Problem details: Repeat the entries below exactly as they appear, with no pictures.

Dataset records:

::::::::

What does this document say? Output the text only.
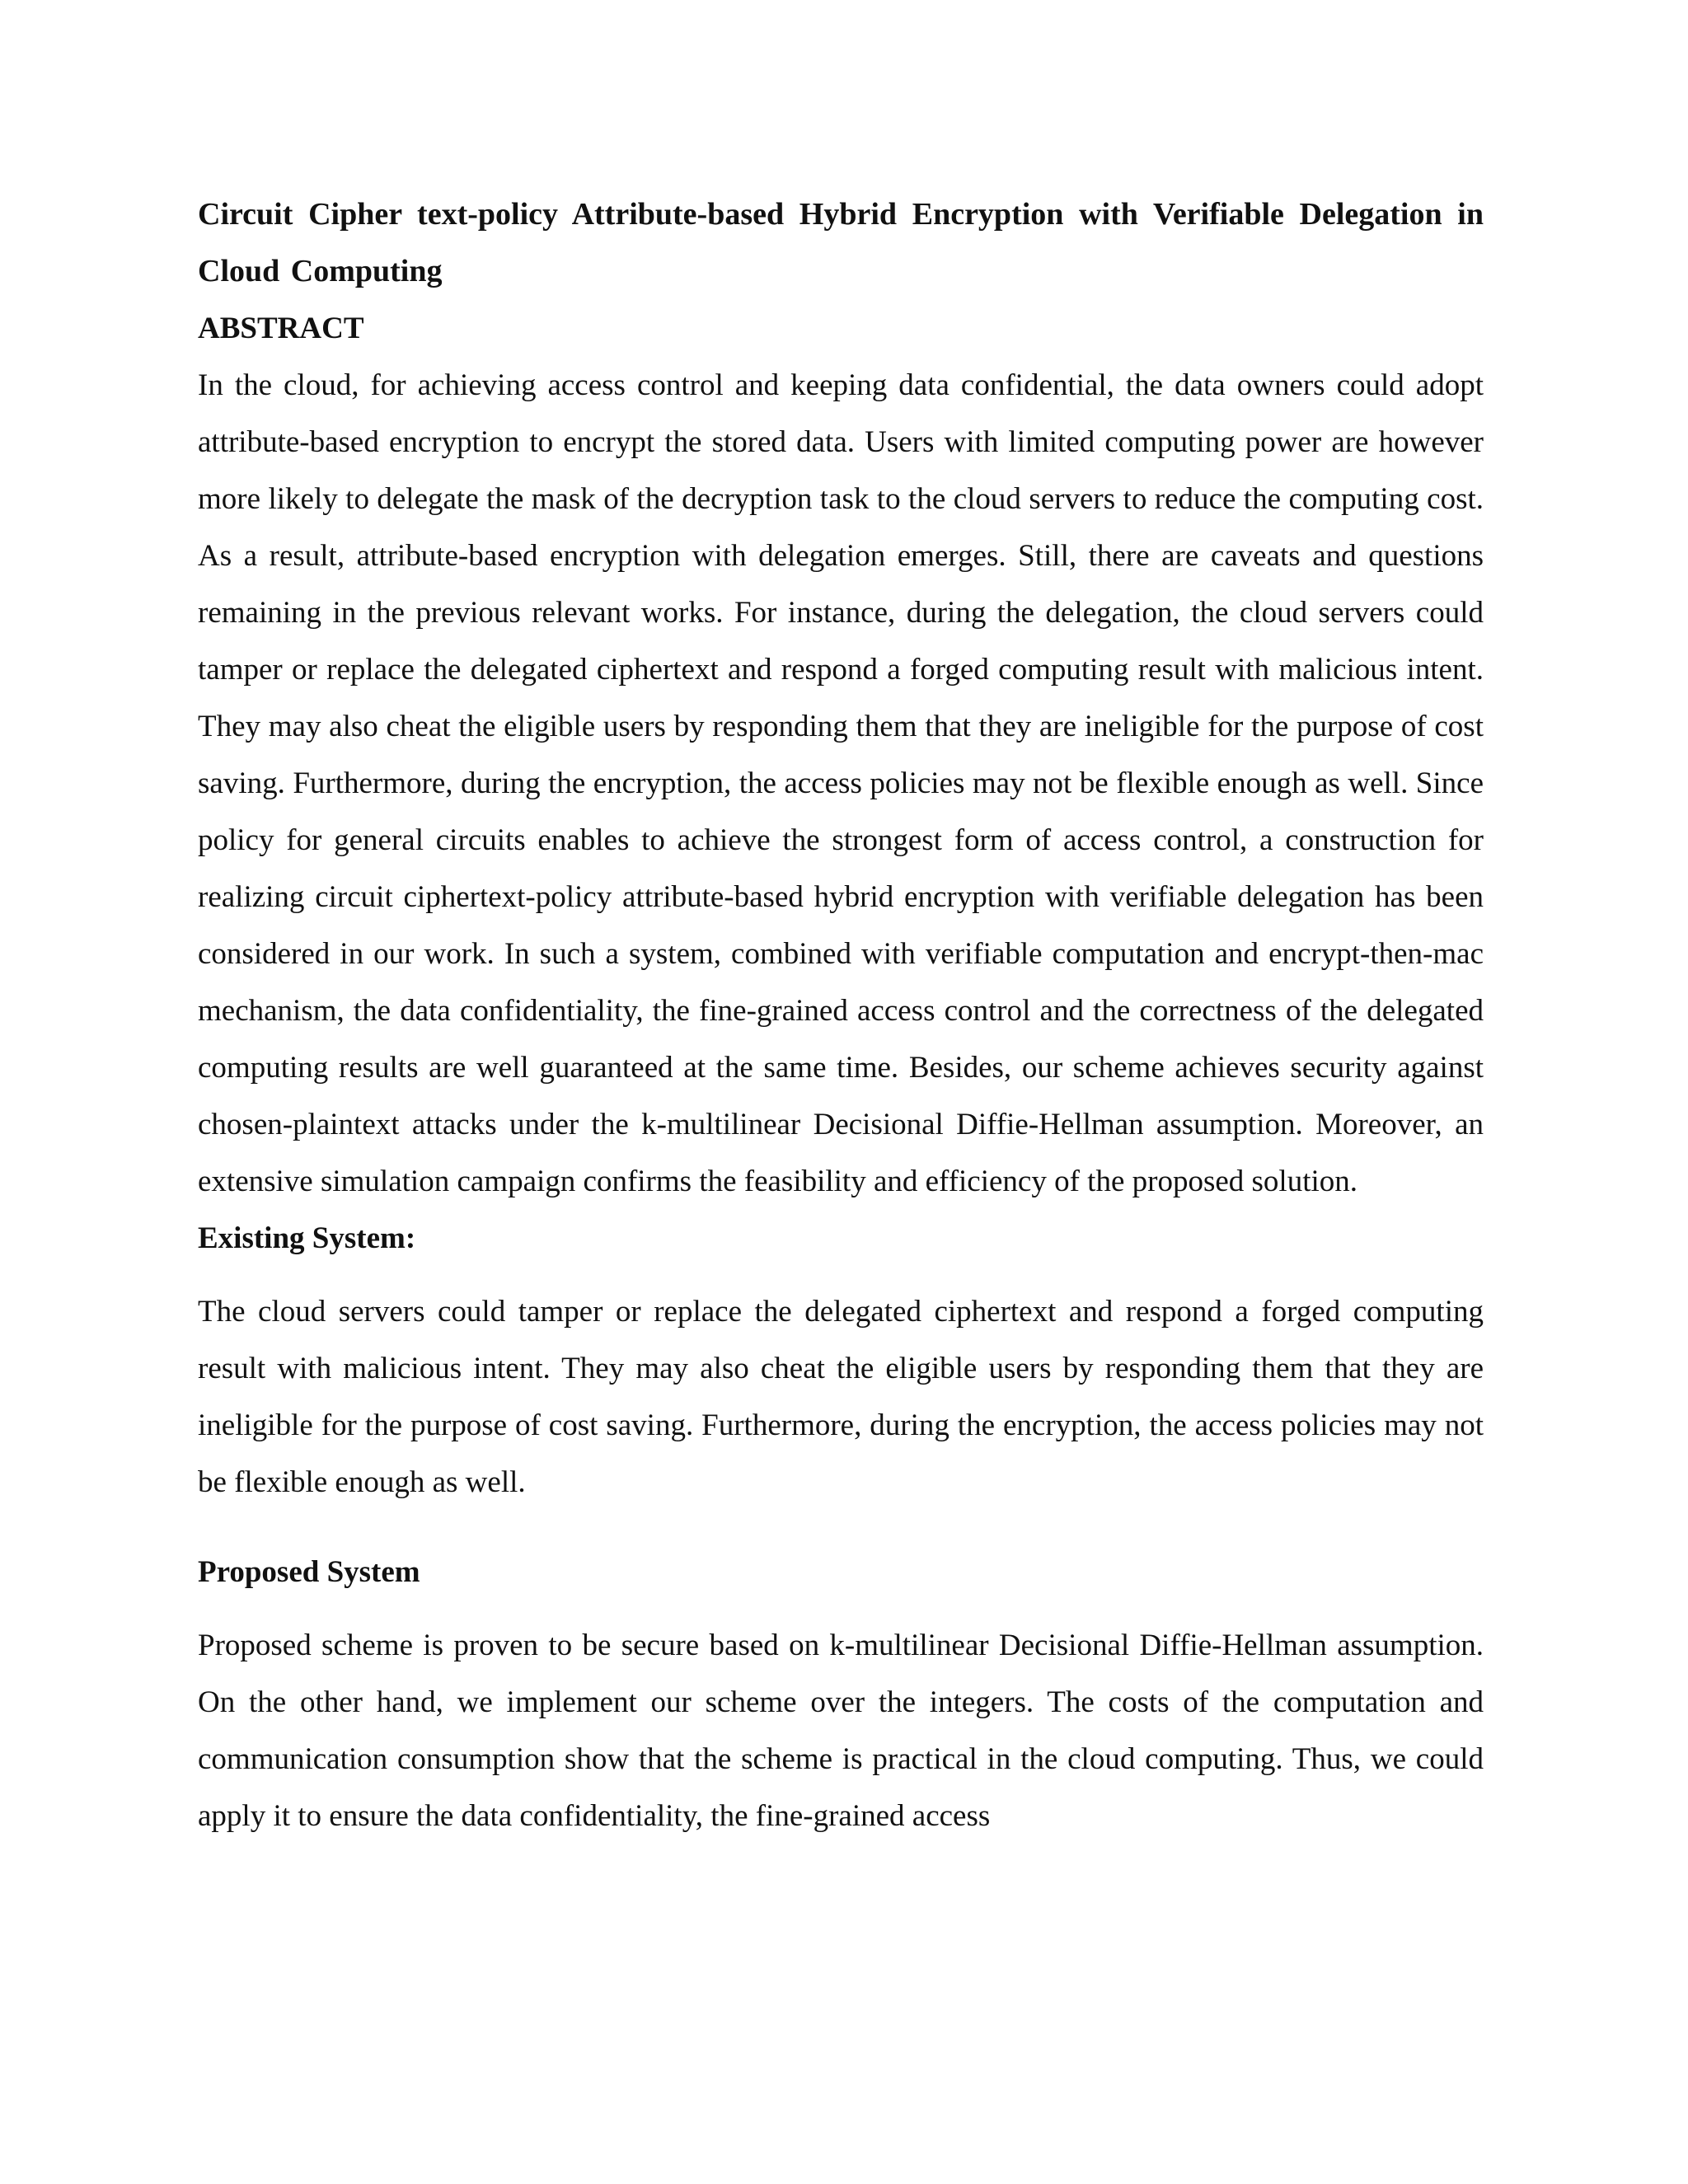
Circuit Cipher text-policy Attribute-based Hybrid Encryption with Verifiable Delegation in Cloud Computing

ABSTRACT

In the cloud, for achieving access control and keeping data confidential, the data owners could adopt attribute-based encryption to encrypt the stored data. Users with limited computing power are however more likely to delegate the mask of the decryption task to the cloud servers to reduce the computing cost. As a result, attribute-based encryption with delegation emerges. Still, there are caveats and questions remaining in the previous relevant works. For instance, during the delegation, the cloud servers could tamper or replace the delegated ciphertext and respond a forged computing result with malicious intent. They may also cheat the eligible users by responding them that they are ineligible for the purpose of cost saving. Furthermore, during the encryption, the access policies may not be flexible enough as well. Since policy for general circuits enables to achieve the strongest form of access control, a construction for realizing circuit ciphertext-policy attribute-based hybrid encryption with verifiable delegation has been considered in our work. In such a system, combined with verifiable computation and encrypt-then-mac mechanism, the data confidentiality, the fine-grained access control and the correctness of the delegated computing results are well guaranteed at the same time. Besides, our scheme achieves security against chosen-plaintext attacks under the k-multilinear Decisional Diffie-Hellman assumption. Moreover, an extensive simulation campaign confirms the feasibility and efficiency of the proposed solution.

Existing System:

The cloud servers could tamper or replace the delegated ciphertext and respond a forged computing result with malicious intent. They may also cheat the eligible users by responding them that they are ineligible for the purpose of cost saving. Furthermore, during the encryption, the access policies may not be flexible enough as well.

Proposed System

Proposed scheme is proven to be secure based on k-multilinear Decisional Diffie-Hellman assumption. On the other hand, we implement our scheme over the integers. The costs of the computation and communication consumption show that the scheme is practical in the cloud computing. Thus, we could apply it to ensure the data confidentiality, the fine-grained access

::::::::

Reply:
What does this document say? Output the text only.
Circuit Cipher text-policy Attribute-based Hybrid Encryption with Verifiable Delegation in Cloud Computing

ABSTRACT

In the cloud, for achieving access control and keeping data confidential, the data owners could adopt attribute-based encryption to encrypt the stored data. Users with limited computing power are however more likely to delegate the mask of the decryption task to the cloud servers to reduce the computing cost. As a result, attribute-based encryption with delegation emerges. Still, there are caveats and questions remaining in the previous relevant works. For instance, during the delegation, the cloud servers could tamper or replace the delegated ciphertext and respond a forged computing result with malicious intent. They may also cheat the eligible users by responding them that they are ineligible for the purpose of cost saving. Furthermore, during the encryption, the access policies may not be flexible enough as well. Since policy for general circuits enables to achieve the strongest form of access control, a construction for realizing circuit ciphertext-policy attribute-based hybrid encryption with verifiable delegation has been considered in our work. In such a system, combined with verifiable computation and encrypt-then-mac mechanism, the data confidentiality, the fine-grained access control and the correctness of the delegated computing results are well guaranteed at the same time. Besides, our scheme achieves security against chosen-plaintext attacks under the k-multilinear Decisional Diffie-Hellman assumption. Moreover, an extensive simulation campaign confirms the feasibility and efficiency of the proposed solution.

Existing System:

The cloud servers could tamper or replace the delegated ciphertext and respond a forged computing result with malicious intent. They may also cheat the eligible users by responding them that they are ineligible for the purpose of cost saving. Furthermore, during the encryption, the access policies may not be flexible enough as well.

Proposed System

Proposed scheme is proven to be secure based on k-multilinear Decisional Diffie-Hellman assumption. On the other hand, we implement our scheme over the integers. The costs of the computation and communication consumption show that the scheme is practical in the cloud computing. Thus, we could apply it to ensure the data confidentiality, the fine-grained access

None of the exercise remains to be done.